_What is needed_
Take the material below and write it all out again exactly.

_Task input_
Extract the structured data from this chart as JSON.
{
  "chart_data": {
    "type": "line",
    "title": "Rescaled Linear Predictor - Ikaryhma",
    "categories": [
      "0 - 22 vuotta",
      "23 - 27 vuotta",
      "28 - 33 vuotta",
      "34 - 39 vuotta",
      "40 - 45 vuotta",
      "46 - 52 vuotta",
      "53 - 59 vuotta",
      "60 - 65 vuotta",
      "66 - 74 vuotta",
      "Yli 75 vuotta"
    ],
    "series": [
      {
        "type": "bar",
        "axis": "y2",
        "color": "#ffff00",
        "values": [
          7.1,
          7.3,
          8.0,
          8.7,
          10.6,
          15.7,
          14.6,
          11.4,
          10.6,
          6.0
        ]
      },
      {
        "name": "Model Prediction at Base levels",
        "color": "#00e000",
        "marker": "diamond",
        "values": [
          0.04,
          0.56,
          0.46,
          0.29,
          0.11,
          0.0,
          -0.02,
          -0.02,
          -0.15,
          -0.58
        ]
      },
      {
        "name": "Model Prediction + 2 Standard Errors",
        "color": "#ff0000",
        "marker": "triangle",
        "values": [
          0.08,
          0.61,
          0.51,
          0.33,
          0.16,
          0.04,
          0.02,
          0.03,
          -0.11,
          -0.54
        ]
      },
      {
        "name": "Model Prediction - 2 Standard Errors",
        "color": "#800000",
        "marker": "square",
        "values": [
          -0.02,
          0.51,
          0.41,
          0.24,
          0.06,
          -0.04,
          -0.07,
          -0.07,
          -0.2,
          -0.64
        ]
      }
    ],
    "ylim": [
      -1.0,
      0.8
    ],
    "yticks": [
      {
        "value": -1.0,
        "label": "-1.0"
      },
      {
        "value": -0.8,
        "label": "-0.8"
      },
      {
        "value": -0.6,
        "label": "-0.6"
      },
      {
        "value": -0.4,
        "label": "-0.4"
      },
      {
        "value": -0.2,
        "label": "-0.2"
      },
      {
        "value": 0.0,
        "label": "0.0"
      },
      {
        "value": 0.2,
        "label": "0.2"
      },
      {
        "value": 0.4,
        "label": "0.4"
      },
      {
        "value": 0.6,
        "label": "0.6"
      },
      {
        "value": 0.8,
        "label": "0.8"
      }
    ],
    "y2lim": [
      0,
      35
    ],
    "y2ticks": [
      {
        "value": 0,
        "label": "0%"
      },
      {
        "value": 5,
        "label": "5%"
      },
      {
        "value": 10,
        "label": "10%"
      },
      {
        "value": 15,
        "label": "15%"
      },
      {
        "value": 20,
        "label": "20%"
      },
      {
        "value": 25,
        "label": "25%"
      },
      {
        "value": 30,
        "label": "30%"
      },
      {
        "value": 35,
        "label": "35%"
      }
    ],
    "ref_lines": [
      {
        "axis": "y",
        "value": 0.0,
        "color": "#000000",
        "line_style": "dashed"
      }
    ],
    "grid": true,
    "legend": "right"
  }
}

_Response for this exercise_
Extract the structured data from this chart as JSON.
{
  "chart_data": {
    "type": "line",
    "title": "Rescaled Linear Predictor - Ikaryhma",
    "categories": [
      "0 - 22 vuotta",
      "23 - 27 vuotta",
      "28 - 33 vuotta",
      "34 - 39 vuotta",
      "40 - 45 vuotta",
      "46 - 52 vuotta",
      "53 - 59 vuotta",
      "60 - 65 vuotta",
      "66 - 74 vuotta",
      "Yli 75 vuotta"
    ],
    "series": [
      {
        "type": "bar",
        "axis": "y2",
        "color": "#ffff00",
        "values": [
          7.1,
          7.3,
          8.0,
          8.7,
          10.6,
          15.7,
          14.6,
          11.4,
          10.6,
          6.0
        ]
      },
      {
        "name": "Model Prediction at Base levels",
        "color": "#00e000",
        "marker": "diamond",
        "values": [
          0.04,
          0.56,
          0.46,
          0.29,
          0.11,
          0.0,
          -0.02,
          -0.02,
          -0.15,
          -0.58
        ]
      },
      {
        "name": "Model Prediction + 2 Standard Errors",
        "color": "#ff0000",
        "marker": "triangle",
        "values": [
          0.08,
          0.61,
          0.51,
          0.33,
          0.16,
          0.04,
          0.02,
          0.03,
          -0.11,
          -0.54
        ]
      },
      {
        "name": "Model Prediction - 2 Standard Errors",
        "color": "#800000",
        "marker": "square",
        "values": [
          -0.02,
          0.51,
          0.41,
          0.24,
          0.06,
          -0.04,
          -0.07,
          -0.07,
          -0.2,
          -0.64
        ]
      }
    ],
    "ylim": [
      -1.0,
      0.8
    ],
    "yticks": [
      {
        "value": -1.0,
        "label": "-1.0"
      },
      {
        "value": -0.8,
        "label": "-0.8"
      },
      {
        "value": -0.6,
        "label": "-0.6"
      },
      {
        "value": -0.4,
        "label": "-0.4"
      },
      {
        "value": -0.2,
        "label": "-0.2"
      },
      {
        "value": 0.0,
        "label": "0.0"
      },
      {
        "value": 0.2,
        "label": "0.2"
      },
      {
        "value": 0.4,
        "label": "0.4"
      },
      {
        "value": 0.6,
        "label": "0.6"
      },
      {
        "value": 0.8,
        "label": "0.8"
      }
    ],
    "y2lim": [
      0,
      35
    ],
    "y2ticks": [
      {
        "value": 0,
        "label": "0%"
      },
      {
        "value": 5,
        "label": "5%"
      },
      {
        "value": 10,
        "label": "10%"
      },
      {
        "value": 15,
        "label": "15%"
      },
      {
        "value": 20,
        "label": "20%"
      },
      {
        "value": 25,
        "label": "25%"
      },
      {
        "value": 30,
        "label": "30%"
      },
      {
        "value": 35,
        "label": "35%"
      }
    ],
    "ref_lines": [
      {
        "axis": "y",
        "value": 0.0,
        "color": "#000000",
        "line_style": "dashed"
      }
    ],
    "grid": true,
    "legend": "right"
  }
}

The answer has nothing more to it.